Request:
Look through the material below for "Fonctionnement". Copy every line that contains it.

------------

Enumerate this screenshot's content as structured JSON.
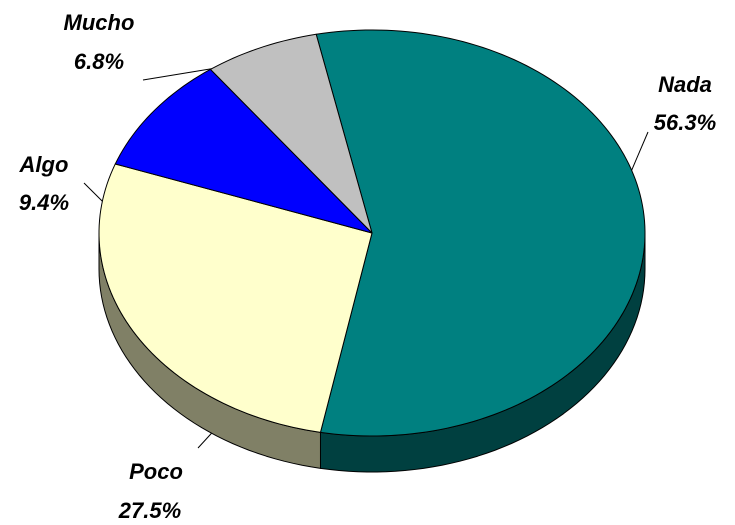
{
  "chart_data": {
    "type": "pie",
    "style": "3d",
    "title": "",
    "slices": [
      {
        "name": "Nada",
        "value": 56.3,
        "label": "56.3%",
        "color": "#008080",
        "side_color": "#004040"
      },
      {
        "name": "Poco",
        "value": 27.5,
        "label": "27.5%",
        "color": "#FFFFCC",
        "side_color": "#808066"
      },
      {
        "name": "Algo",
        "value": 9.4,
        "label": "9.4%",
        "color": "#0000FF",
        "side_color": "#000080"
      },
      {
        "name": "Mucho",
        "value": 6.8,
        "label": "6.8%",
        "color": "#C0C0C0",
        "side_color": "#606060"
      }
    ],
    "legend": "none"
  }
}
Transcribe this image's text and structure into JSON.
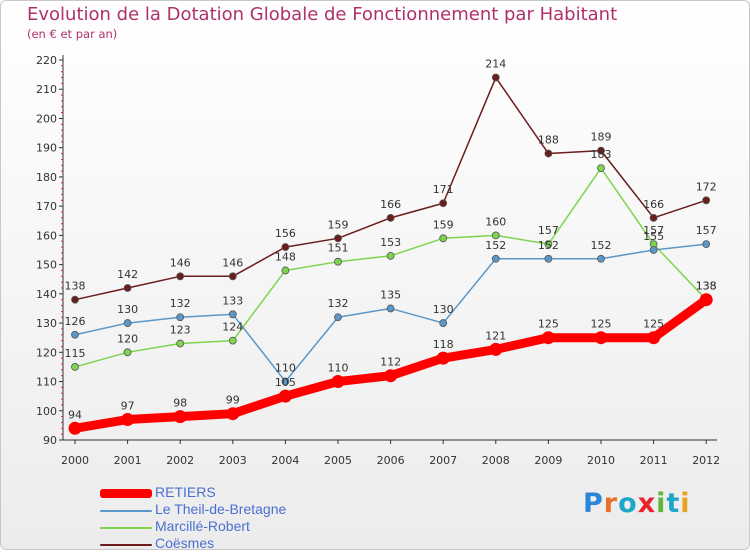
{
  "title": "Evolution de la Dotation Globale de Fonctionnement par Habitant",
  "subtitle": "(en € et par an)",
  "logo": {
    "letters": [
      "P",
      "r",
      "o",
      "x",
      "i",
      "t",
      "i"
    ],
    "colors": [
      "#2a86d6",
      "#e8712a",
      "#1ea7c8",
      "#e8212a",
      "#5cb83a",
      "#1ea7c8",
      "#e8a21e"
    ]
  },
  "chart_data": {
    "type": "line",
    "title": "Evolution de la Dotation Globale de Fonctionnement par Habitant",
    "subtitle": "(en € et par an)",
    "categories": [
      "2000",
      "2001",
      "2002",
      "2003",
      "2004",
      "2005",
      "2006",
      "2007",
      "2008",
      "2009",
      "2010",
      "2011",
      "2012"
    ],
    "ylim": [
      90,
      220
    ],
    "yticks": [
      90,
      100,
      110,
      120,
      130,
      140,
      150,
      160,
      170,
      180,
      190,
      200,
      210,
      220
    ],
    "grid": false,
    "legend_position": "bottom-left",
    "series": [
      {
        "name": "RETIERS",
        "color": "#ff0000",
        "values": [
          94,
          97,
          98,
          99,
          105,
          110,
          112,
          118,
          121,
          125,
          125,
          125,
          138
        ]
      },
      {
        "name": "Le Theil-de-Bretagne",
        "color": "#5b97c8",
        "values": [
          126,
          130,
          132,
          133,
          110,
          132,
          135,
          130,
          152,
          152,
          152,
          155,
          157
        ]
      },
      {
        "name": "Marcillé-Robert",
        "color": "#7ed34f",
        "values": [
          115,
          120,
          123,
          124,
          148,
          151,
          153,
          159,
          160,
          157,
          183,
          157,
          138
        ]
      },
      {
        "name": "Coësmes",
        "color": "#6b1c1c",
        "values": [
          138,
          142,
          146,
          146,
          156,
          159,
          166,
          171,
          214,
          188,
          189,
          166,
          172
        ]
      }
    ]
  }
}
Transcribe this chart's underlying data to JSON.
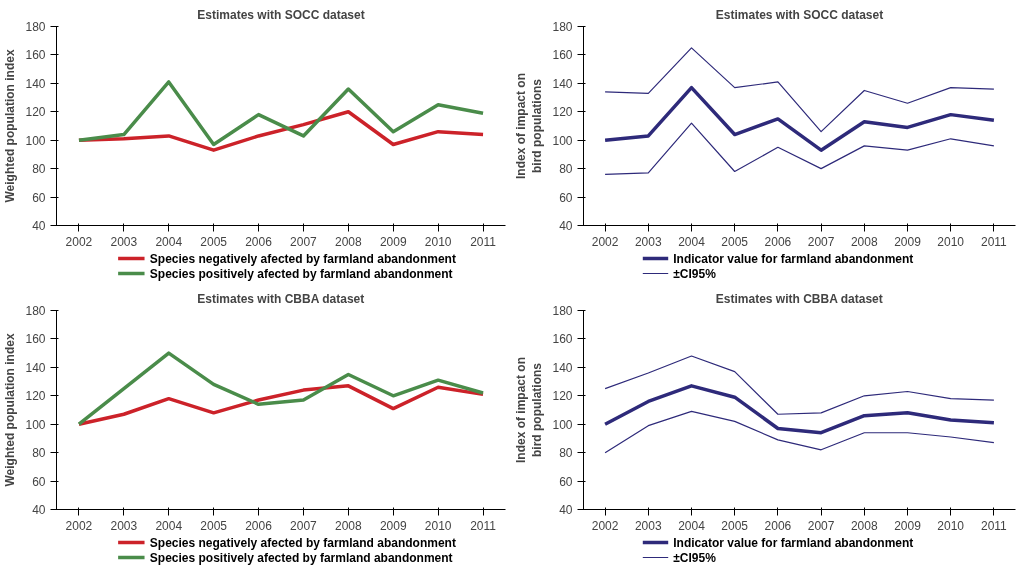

------------

Expected answer:
  "title": "Evolution de la Dotation Globale de Fonctionnement par Habitant",
    "title": "Evolution de la Dotation Globale de Fonctionnement par Habitant",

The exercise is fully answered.